# START OF Exercise materials
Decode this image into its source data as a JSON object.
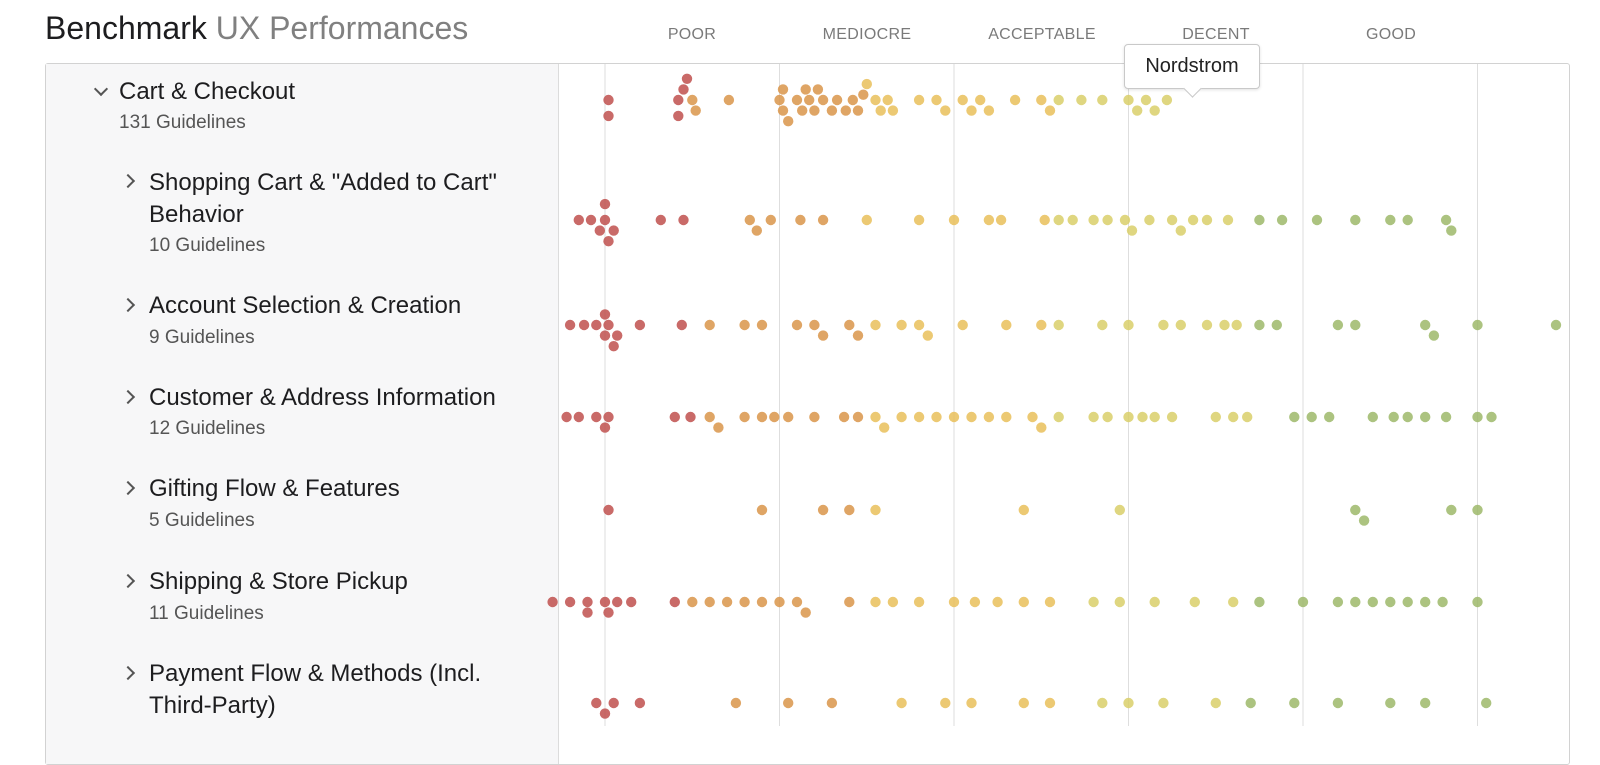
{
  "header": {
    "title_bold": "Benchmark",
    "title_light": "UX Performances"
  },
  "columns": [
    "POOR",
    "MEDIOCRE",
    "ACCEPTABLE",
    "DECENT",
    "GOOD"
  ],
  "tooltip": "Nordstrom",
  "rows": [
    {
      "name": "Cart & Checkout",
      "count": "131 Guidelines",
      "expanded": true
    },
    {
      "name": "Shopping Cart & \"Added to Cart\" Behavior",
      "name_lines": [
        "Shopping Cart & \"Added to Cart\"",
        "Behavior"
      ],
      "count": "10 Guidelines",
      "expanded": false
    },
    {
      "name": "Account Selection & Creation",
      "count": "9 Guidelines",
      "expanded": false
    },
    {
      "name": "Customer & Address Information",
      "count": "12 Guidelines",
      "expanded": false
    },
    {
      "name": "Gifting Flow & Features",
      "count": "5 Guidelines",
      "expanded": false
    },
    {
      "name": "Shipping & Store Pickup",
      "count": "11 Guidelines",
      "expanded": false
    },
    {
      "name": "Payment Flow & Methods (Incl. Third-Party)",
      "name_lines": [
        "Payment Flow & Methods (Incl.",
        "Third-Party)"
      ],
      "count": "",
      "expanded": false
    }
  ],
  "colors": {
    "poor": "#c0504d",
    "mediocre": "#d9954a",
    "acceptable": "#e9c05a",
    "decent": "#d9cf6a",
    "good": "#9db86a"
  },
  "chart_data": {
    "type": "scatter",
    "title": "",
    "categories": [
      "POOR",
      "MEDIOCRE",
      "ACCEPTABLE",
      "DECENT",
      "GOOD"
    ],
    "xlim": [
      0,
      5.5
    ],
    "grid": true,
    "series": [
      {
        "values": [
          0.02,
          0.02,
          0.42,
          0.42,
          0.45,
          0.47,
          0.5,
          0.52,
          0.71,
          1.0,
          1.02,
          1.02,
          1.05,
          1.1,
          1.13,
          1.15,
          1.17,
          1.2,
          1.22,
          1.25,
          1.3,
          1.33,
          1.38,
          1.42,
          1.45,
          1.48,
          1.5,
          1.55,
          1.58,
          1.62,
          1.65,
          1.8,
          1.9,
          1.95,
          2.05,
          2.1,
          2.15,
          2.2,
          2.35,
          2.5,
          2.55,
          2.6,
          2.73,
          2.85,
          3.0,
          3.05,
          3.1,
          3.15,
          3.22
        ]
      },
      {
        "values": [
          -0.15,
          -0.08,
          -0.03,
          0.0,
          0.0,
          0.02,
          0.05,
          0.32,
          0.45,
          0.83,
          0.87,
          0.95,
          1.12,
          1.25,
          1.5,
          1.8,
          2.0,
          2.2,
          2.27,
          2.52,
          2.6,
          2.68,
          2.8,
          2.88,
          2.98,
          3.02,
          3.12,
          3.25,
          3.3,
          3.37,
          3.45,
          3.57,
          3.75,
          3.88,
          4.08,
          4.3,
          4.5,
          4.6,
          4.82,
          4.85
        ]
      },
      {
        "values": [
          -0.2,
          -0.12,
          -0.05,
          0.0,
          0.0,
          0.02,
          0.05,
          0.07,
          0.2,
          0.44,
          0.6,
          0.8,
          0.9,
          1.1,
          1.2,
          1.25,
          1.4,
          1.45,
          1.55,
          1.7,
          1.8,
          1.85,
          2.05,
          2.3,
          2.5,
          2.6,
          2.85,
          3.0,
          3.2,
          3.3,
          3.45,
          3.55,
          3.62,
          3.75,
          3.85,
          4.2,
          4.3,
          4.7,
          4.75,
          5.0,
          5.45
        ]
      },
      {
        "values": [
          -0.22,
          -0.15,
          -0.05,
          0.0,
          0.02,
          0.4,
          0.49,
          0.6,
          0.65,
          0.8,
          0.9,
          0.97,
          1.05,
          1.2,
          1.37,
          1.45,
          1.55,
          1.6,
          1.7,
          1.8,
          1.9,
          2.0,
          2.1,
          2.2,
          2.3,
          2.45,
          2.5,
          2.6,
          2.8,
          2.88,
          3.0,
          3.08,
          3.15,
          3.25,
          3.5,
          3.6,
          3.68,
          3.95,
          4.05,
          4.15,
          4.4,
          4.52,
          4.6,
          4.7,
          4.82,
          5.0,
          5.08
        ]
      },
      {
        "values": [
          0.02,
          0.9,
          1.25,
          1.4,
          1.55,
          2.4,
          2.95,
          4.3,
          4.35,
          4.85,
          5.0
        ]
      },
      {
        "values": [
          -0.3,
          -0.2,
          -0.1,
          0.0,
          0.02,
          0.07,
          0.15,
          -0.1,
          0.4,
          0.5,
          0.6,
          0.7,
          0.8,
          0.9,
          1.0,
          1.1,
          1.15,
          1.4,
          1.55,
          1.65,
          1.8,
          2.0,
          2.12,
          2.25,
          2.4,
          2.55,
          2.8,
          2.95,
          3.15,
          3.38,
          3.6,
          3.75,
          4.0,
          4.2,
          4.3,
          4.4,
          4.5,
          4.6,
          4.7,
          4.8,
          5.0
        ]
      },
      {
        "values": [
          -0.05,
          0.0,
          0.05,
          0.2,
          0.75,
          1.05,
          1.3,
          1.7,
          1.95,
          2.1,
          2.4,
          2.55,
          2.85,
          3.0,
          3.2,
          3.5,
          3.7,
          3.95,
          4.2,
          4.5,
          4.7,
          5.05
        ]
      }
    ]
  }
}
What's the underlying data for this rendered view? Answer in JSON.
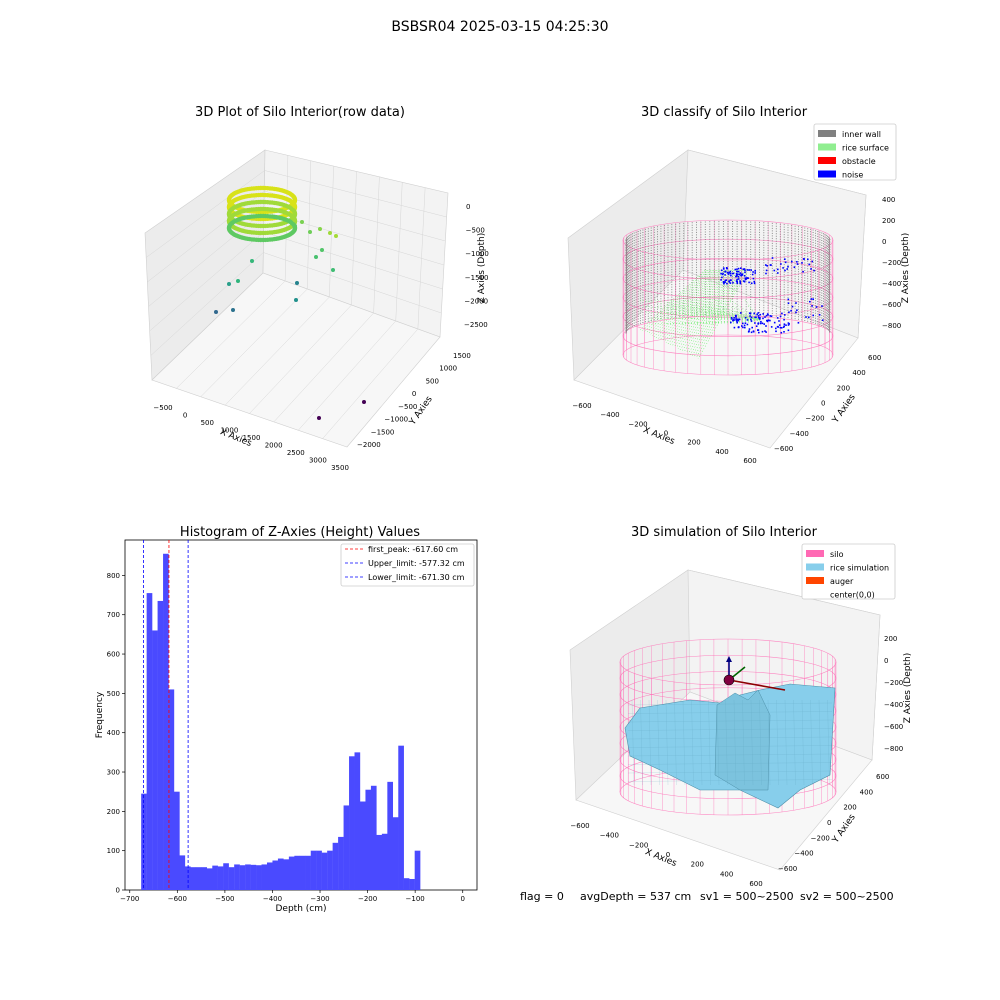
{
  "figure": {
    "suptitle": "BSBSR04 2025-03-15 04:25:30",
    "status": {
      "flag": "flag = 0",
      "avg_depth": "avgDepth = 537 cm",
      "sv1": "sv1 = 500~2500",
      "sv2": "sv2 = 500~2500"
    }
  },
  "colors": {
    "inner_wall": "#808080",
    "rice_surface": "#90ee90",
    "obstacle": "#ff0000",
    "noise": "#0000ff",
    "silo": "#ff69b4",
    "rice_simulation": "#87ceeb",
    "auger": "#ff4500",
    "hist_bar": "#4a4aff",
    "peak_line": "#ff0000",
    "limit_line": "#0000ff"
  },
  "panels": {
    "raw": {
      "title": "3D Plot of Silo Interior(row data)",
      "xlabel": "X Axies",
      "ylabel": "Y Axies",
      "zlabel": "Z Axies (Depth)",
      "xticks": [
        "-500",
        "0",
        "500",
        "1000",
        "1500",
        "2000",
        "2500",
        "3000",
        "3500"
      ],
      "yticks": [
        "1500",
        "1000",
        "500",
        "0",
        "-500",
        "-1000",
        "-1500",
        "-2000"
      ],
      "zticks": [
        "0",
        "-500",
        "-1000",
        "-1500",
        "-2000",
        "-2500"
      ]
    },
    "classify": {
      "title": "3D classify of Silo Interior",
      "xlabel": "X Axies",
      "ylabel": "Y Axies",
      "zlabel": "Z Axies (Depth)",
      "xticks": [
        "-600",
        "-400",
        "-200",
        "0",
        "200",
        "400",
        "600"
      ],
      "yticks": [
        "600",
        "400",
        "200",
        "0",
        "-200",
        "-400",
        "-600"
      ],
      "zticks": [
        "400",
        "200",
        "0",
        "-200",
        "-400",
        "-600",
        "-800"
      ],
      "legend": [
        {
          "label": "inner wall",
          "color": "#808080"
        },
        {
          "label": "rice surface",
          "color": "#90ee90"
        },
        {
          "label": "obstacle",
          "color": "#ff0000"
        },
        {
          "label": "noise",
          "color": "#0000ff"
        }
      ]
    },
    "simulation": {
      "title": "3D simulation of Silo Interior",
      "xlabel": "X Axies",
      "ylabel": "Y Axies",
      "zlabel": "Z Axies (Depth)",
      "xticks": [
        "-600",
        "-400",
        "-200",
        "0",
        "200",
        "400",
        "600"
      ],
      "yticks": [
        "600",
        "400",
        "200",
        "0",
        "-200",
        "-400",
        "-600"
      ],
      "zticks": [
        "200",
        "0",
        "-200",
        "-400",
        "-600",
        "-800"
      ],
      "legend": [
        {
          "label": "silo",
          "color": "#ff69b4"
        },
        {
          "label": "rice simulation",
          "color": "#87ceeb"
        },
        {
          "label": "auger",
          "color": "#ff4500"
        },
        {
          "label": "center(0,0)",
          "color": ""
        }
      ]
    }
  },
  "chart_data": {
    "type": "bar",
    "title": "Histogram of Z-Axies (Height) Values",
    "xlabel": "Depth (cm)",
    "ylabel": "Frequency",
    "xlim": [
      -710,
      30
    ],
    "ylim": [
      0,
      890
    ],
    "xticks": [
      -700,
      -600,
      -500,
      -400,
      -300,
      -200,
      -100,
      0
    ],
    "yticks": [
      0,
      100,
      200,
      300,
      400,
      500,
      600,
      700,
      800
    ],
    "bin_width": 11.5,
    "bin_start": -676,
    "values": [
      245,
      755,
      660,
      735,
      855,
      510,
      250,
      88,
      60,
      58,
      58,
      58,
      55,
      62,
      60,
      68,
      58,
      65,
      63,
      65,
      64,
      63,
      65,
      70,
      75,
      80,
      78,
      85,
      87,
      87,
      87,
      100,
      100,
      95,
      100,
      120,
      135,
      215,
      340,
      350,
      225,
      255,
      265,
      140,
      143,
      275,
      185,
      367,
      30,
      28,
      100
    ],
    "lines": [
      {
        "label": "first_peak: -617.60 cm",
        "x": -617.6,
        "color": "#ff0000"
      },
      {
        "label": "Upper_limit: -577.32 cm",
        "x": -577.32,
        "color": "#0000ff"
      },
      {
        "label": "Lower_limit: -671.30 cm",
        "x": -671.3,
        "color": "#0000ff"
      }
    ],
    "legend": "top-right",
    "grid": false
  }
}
# END OF Exercise materials
Work to complete:
Identify the lines in the records above that contain the word "Payment", then state how many there are and nothing more.

The response:
2